**Reading text:**
-- Opening Marker --
Commercial trucks log thousands of miles each month, delivering goods from manufacturers to suppliers and store fronts. 18-wheelers, tractor trailers and other large trucks are involved in numerous accidents, often resulting in severe injuries. According to Time, being a truck driver is one of the most dangerous jobs in the United States, ranking number 7 in 2016. The Bureau of Labor Statistics also lists the “occupational subgroup drivers/sales workers and truck drivers, heavy and tractor-trailer truck drivers” with the largest number of fatal occupational injuries, with the profession claiming 840 lives in the same year.
The concept of who is “liable” and who actually pays for damages can be complex. If you have been injured in a truck accident, you may have a claim for workers’ compensation benefits. While some truck drivers are classified as “independent contractors,” many are considered employees under the law. This means, they are eligible for workers’ compensation benefits, including medical expenses and lost wages resulting from injuries in a trucking accident.
As stated in Florida Statute 440.02,
“An owner-operator of a motor vehicle who transports property under a written contract with a motor carrier which evidences a relationship by which the owner-operator assumes the responsibility of an employer for the performance of the contract, if the owner-operator is required to furnish motor vehicle equipment as identified in the written contract and the principal costs incidental to the performance of the contract, including, but not limited to, fuel and repairs, provided a motor carrier’s advance of costs to the owner-operator when a written contract evidences the owner-operator’s obligation to reimburse such advance shall be treated as the owner-operator furnishing such cost and the owner-operator is not paid by the hour or on some other time-measured basis.”
As with all statutes, there are limitations and exceptions. Employers and their insurance companies often deny workers’ claims. As a result, it is important to seek legal assistance from qualified attorneys who specialize in truck accidents. They can help you navigate through the decision-making process.
The deadline for filing a workers’ compensation claims are determined by state law. In Florida, you have 30 days to report the accident to your employer in writing and 2 years to pursue a workers’ compensation claim. Remember, if you miss either of these deadlines, you could lose your eligibility for benefits.
-- Closing Marker --
**Actions to take:**
1. Sum up the text on truck accidents in two sentences.
2. According to the text on truck accidents, where did truck driving rank among the most dangerous jobs in the United States in 2016?

**Data for review:**
-- Opening Marker --
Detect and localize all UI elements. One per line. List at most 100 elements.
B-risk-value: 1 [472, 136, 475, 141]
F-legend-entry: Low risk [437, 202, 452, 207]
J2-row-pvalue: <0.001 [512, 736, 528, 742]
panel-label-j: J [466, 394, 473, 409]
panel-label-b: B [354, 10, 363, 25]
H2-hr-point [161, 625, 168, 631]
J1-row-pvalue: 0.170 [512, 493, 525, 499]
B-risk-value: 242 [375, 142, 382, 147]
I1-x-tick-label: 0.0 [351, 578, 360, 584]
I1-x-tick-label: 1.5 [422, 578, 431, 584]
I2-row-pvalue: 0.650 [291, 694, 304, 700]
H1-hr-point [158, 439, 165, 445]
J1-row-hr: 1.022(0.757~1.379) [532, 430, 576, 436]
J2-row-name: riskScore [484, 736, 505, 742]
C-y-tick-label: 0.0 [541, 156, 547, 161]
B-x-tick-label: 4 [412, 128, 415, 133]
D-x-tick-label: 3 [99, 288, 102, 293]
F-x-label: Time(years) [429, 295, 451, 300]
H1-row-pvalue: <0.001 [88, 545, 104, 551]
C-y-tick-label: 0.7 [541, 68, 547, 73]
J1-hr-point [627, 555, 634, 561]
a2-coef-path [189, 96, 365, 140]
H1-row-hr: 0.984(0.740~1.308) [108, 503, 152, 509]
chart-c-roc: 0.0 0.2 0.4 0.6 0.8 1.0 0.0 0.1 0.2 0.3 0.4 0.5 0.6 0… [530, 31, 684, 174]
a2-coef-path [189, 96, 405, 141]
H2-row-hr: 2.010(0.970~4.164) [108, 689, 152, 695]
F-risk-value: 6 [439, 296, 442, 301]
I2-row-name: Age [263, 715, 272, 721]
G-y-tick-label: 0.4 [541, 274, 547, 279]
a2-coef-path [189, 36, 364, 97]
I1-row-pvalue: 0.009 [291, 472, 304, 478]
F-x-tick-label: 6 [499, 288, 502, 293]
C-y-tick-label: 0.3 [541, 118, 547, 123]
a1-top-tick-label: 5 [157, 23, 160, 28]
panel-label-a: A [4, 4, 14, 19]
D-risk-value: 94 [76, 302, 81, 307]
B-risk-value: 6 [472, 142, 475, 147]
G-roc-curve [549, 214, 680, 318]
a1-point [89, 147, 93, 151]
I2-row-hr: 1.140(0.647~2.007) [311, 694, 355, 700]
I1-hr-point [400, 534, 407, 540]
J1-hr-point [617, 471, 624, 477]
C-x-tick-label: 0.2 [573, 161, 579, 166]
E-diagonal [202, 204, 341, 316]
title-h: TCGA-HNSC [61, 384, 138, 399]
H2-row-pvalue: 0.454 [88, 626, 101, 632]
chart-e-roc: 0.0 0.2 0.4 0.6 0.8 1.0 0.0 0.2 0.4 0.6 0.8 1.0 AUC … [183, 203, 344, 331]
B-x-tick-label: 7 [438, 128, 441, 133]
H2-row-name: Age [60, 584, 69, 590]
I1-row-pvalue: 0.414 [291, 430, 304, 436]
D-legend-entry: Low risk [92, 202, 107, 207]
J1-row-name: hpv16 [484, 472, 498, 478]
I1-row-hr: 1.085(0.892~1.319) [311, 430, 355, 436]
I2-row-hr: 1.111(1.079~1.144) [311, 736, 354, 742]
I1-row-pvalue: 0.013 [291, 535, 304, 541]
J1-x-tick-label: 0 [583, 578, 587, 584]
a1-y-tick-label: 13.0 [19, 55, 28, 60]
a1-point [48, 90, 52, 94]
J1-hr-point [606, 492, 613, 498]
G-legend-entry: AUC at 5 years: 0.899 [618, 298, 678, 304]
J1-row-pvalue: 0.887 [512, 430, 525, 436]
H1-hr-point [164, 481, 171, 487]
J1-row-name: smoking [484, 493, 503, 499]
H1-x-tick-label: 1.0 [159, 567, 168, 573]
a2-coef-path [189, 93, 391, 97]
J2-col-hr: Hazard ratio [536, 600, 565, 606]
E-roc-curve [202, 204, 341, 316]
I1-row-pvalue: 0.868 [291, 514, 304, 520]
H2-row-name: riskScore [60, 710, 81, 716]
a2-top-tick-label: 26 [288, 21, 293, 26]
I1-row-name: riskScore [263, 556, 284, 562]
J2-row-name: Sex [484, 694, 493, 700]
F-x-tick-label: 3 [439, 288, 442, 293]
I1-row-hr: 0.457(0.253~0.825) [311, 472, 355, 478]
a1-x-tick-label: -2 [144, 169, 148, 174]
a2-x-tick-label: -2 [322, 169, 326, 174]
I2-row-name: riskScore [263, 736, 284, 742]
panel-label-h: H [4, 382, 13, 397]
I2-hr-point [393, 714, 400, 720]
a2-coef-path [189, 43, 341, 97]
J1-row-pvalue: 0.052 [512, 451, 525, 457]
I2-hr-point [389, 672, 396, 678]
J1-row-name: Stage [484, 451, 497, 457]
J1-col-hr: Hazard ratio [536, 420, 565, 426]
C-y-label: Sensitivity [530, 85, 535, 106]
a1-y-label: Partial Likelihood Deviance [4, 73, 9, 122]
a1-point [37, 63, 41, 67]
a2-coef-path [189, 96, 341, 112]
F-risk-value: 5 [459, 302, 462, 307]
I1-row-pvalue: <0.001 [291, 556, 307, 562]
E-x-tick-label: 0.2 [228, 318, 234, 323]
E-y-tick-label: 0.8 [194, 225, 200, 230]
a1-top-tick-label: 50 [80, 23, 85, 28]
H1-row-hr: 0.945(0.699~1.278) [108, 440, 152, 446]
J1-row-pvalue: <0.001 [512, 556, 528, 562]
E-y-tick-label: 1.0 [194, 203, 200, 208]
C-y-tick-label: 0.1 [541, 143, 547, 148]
-- Closing Marker --
**Activity answers:**
1. Truck driving is one of the most dangerous jobs in the United States, and the profession claimed 840 lives in 2016. Many truck drivers are considered employees and can get workers' compensation benefits, but claims are often denied, and in Florida the accident must be reported to the employer in writing within 30 days and a claim pursued within 2 years.

2. Number 7.